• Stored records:
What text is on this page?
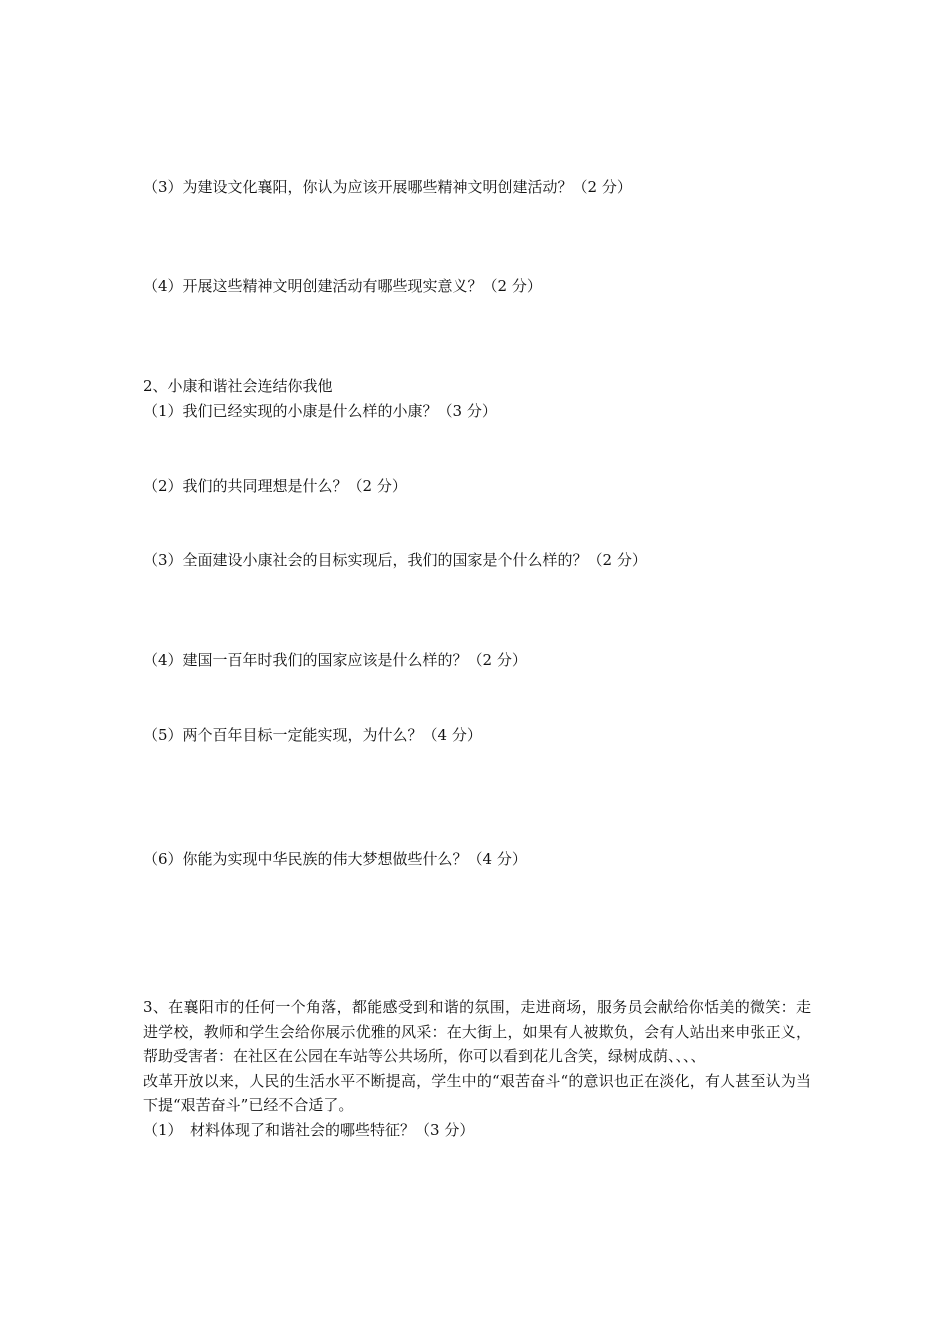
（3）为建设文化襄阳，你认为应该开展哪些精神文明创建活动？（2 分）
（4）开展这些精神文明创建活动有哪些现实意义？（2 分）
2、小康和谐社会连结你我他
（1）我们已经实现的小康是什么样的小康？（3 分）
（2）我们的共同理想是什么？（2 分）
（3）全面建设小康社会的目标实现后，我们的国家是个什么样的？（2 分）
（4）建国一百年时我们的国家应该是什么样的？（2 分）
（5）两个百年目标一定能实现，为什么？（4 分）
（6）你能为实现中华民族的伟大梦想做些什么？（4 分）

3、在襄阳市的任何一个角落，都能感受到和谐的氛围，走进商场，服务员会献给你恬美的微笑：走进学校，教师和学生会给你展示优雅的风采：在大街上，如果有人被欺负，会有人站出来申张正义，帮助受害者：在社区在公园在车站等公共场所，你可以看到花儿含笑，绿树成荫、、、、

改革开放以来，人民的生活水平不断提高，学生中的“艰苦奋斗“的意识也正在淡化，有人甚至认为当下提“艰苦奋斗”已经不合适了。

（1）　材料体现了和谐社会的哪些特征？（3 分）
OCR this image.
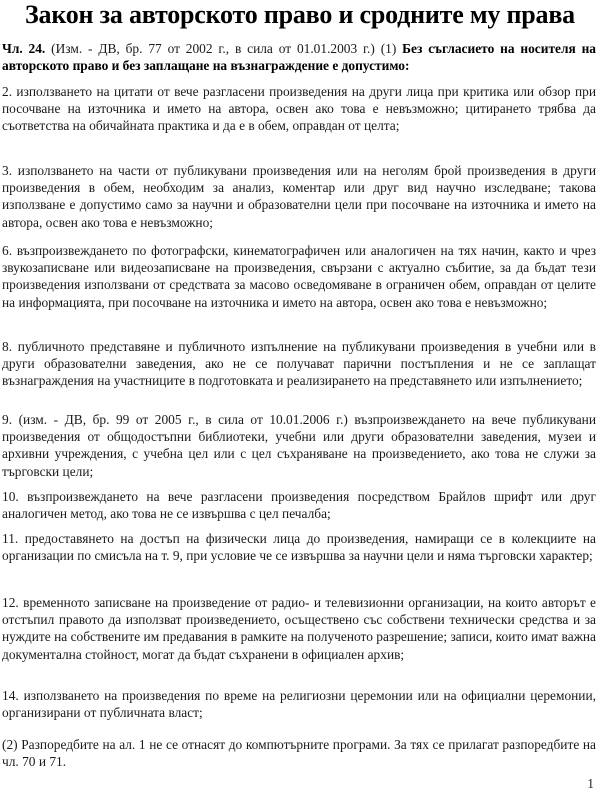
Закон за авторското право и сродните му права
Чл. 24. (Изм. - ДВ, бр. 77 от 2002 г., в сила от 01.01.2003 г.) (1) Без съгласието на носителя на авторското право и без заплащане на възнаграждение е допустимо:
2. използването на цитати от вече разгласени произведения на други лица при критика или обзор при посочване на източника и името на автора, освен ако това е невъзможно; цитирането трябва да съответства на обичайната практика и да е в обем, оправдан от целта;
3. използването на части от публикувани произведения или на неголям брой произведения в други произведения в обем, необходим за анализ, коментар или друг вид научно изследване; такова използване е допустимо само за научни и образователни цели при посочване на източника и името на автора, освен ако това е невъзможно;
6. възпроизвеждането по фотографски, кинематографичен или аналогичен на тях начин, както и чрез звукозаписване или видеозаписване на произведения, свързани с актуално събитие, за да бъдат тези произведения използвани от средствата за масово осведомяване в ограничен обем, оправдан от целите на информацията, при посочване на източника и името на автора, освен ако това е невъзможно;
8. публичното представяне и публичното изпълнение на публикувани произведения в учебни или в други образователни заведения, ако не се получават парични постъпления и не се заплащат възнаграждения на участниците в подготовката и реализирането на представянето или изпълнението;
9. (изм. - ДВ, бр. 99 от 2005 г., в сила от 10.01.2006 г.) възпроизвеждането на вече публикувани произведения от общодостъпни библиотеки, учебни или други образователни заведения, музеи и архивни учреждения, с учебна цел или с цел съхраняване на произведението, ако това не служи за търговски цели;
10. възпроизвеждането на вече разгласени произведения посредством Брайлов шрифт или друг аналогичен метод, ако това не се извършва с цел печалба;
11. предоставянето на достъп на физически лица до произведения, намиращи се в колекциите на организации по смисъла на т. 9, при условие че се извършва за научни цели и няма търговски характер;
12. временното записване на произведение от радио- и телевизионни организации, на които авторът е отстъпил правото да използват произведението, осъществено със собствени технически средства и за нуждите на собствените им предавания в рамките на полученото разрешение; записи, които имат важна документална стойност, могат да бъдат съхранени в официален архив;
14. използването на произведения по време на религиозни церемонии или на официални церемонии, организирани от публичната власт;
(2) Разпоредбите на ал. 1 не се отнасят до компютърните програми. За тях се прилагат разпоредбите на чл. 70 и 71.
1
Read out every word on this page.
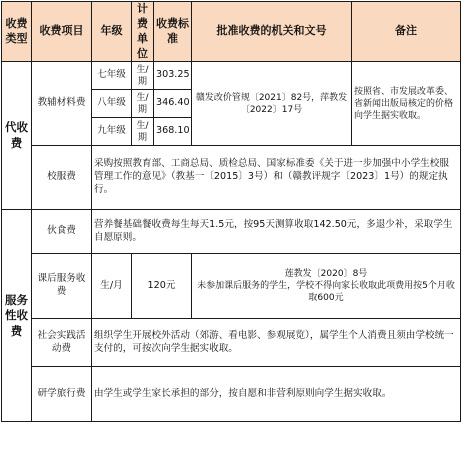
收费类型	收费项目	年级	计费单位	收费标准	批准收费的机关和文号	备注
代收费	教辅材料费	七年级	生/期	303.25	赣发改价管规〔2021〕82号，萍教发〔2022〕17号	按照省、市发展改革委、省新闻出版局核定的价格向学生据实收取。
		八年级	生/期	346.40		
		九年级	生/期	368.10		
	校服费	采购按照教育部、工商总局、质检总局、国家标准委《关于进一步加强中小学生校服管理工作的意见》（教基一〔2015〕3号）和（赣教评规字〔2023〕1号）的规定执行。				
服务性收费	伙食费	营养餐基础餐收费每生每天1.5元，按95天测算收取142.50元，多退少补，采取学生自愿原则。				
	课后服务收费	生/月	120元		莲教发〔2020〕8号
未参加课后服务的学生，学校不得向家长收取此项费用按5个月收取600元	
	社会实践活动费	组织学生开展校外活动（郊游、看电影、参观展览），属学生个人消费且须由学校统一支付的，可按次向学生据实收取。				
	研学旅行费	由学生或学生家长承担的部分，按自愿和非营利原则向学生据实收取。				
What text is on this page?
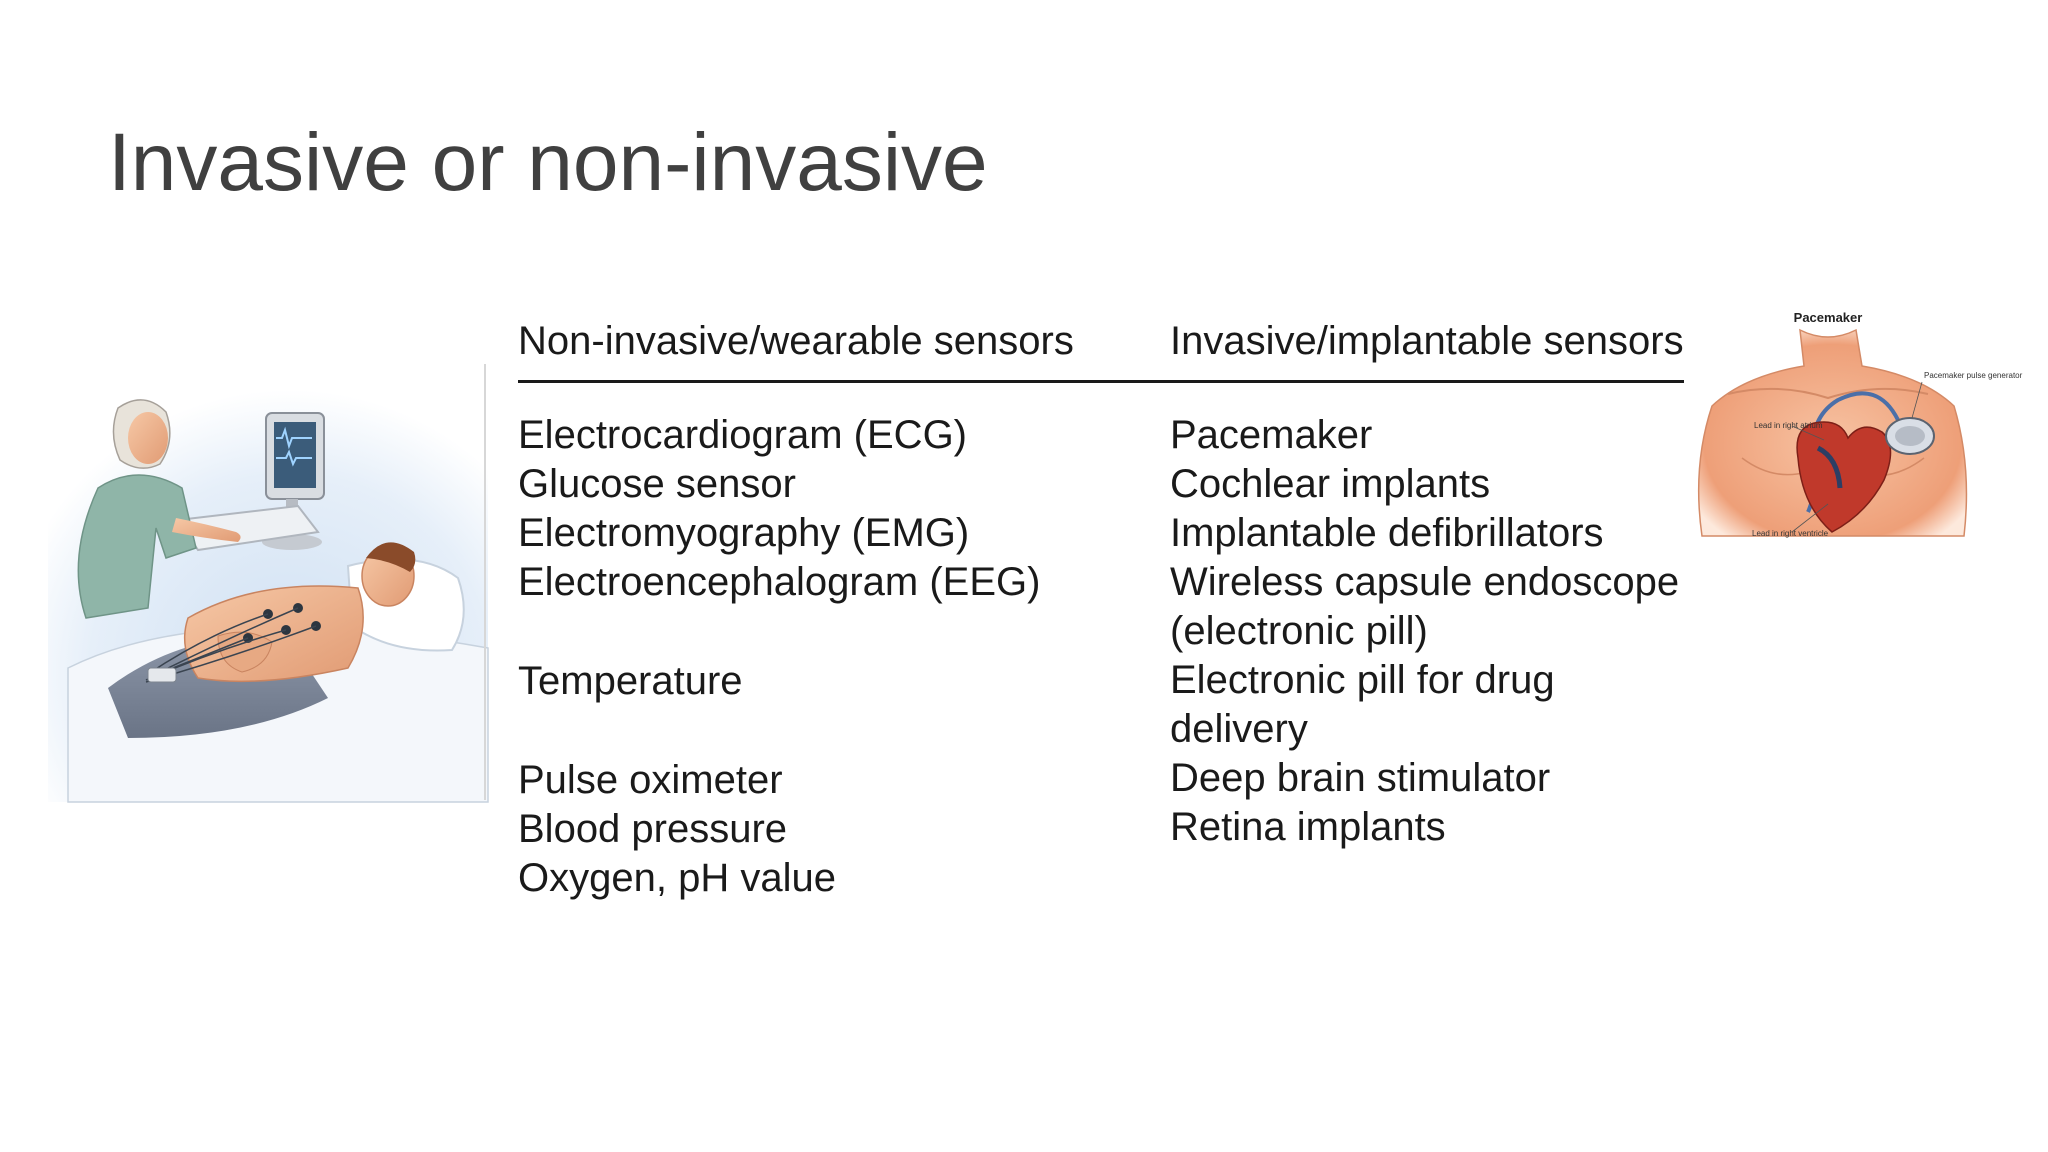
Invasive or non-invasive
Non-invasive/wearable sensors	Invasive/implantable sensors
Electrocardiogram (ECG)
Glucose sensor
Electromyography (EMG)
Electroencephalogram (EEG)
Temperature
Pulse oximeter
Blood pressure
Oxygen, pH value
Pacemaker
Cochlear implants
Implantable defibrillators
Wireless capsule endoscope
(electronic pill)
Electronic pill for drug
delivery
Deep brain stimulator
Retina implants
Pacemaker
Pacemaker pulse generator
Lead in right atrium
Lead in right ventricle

• Set exercise: From the listing above, copy out each line where the word "сила" appears.

• Task output:
Чл. 24. (Изм. - ДВ, бр. 77 от 2002 г., в сила от 01.01.2003 г.) (1) Без съгласието на носителя на авторското право и без заплащане на възнаграждение е допустимо:
9. (изм. - ДВ, бр. 99 от 2005 г., в сила от 10.01.2006 г.) възпроизвеждането на вече публикувани произведения от общодостъпни библиотеки, учебни или други образователни заведения, музеи и архивни учреждения, с учебна цел или с цел съхраняване на произведението, ако това не служи за търговски цели;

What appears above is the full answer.